**WHAT TO PRODUCE**: Find the word "latency" in the data. Return every line where it appears.

+===+

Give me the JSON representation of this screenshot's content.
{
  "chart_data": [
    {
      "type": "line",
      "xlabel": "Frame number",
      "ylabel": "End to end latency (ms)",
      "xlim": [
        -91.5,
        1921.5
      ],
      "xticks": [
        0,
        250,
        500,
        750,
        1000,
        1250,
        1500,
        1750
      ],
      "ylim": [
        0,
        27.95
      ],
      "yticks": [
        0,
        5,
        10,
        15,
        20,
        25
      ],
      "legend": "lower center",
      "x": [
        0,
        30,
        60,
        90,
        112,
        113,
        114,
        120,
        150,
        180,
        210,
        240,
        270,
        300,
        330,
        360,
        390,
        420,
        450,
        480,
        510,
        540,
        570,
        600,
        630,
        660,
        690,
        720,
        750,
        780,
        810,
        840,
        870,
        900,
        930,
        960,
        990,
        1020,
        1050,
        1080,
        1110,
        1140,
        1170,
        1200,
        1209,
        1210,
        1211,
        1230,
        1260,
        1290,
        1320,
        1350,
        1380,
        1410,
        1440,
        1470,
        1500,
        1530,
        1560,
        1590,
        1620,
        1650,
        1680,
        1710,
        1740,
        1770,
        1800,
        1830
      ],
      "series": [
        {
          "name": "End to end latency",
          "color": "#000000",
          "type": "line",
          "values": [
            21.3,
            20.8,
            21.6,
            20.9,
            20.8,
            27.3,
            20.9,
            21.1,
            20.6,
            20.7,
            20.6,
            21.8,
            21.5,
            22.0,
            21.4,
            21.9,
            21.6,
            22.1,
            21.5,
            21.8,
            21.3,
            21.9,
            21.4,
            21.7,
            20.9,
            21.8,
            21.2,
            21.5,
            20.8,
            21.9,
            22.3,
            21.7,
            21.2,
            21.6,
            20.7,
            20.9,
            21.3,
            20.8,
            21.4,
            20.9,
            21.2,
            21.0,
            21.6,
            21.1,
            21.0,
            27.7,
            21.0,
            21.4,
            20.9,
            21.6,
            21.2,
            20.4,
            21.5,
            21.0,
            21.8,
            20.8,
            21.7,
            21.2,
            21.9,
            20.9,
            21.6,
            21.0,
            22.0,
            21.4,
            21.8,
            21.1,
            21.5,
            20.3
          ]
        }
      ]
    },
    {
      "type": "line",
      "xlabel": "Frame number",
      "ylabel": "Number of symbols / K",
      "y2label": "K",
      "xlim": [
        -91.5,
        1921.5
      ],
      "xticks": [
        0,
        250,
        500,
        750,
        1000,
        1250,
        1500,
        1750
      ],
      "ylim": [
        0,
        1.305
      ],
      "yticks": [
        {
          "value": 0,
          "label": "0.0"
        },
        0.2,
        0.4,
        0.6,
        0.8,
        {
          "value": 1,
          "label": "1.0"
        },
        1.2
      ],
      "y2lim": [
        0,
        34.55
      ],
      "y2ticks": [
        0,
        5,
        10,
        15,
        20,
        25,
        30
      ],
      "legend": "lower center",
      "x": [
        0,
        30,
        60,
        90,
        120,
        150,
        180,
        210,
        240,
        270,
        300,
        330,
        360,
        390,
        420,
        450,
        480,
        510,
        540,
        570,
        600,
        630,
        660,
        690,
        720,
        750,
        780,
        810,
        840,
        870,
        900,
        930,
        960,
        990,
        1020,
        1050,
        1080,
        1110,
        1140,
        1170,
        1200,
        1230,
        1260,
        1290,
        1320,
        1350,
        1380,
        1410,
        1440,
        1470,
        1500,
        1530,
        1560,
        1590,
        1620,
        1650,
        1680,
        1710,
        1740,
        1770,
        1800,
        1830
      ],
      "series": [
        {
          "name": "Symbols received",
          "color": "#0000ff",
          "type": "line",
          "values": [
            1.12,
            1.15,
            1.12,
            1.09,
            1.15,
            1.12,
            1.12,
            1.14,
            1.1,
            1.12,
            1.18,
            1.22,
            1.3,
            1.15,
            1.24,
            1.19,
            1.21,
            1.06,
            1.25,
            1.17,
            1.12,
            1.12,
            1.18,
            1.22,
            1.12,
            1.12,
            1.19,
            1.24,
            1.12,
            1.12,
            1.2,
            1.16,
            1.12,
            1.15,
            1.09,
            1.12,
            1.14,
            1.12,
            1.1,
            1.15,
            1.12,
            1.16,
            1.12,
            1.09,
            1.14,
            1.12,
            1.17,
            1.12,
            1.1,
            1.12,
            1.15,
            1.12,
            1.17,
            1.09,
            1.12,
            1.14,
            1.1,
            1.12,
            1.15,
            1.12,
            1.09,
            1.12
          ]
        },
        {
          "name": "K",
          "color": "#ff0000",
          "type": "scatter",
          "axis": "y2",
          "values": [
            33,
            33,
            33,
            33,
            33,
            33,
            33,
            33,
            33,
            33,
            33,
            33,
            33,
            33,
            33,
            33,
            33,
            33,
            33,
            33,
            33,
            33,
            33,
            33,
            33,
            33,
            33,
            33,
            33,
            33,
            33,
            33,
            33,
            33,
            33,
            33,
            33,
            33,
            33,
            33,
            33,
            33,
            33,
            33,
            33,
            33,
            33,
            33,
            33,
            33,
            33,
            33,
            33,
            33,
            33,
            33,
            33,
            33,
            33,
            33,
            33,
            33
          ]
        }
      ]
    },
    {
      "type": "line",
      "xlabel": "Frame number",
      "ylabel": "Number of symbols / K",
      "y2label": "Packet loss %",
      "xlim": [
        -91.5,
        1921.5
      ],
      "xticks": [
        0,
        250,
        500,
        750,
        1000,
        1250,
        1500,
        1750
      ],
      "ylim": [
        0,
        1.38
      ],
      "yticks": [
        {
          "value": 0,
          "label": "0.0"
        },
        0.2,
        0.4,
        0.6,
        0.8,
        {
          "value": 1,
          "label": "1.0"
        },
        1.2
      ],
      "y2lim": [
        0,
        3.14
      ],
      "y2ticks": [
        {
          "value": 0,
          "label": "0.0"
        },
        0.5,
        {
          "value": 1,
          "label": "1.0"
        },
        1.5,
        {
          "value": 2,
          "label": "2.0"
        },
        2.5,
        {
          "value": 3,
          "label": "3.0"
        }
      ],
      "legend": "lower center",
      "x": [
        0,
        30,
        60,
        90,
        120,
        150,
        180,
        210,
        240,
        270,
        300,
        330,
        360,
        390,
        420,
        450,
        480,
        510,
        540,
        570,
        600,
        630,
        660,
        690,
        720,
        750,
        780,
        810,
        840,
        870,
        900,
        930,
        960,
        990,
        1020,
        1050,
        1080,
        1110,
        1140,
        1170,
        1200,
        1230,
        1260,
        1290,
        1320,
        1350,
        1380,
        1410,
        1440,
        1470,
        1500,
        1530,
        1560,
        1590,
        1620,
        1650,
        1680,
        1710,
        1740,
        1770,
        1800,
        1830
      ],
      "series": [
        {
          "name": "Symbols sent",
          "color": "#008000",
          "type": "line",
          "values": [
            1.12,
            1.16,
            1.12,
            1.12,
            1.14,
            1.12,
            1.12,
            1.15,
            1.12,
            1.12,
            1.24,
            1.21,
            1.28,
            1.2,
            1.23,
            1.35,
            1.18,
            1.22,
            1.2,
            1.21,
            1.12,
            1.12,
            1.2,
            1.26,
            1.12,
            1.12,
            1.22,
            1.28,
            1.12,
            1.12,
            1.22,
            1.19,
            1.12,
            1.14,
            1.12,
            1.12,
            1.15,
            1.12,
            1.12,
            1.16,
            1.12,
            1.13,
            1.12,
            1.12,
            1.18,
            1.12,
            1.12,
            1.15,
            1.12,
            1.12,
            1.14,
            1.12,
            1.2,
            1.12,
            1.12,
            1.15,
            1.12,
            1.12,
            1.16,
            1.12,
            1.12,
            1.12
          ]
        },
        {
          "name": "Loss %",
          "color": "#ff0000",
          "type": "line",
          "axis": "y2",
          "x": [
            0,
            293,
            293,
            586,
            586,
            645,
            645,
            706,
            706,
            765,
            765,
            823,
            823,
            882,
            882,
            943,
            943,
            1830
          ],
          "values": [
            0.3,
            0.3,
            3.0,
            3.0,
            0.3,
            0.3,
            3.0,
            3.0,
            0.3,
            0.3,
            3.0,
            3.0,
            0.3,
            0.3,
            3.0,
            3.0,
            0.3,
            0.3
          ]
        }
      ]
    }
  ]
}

+===+

**TASK ANSWER**:
      "ylabel": "End to end latency (ms)",
          "name": "End to end latency",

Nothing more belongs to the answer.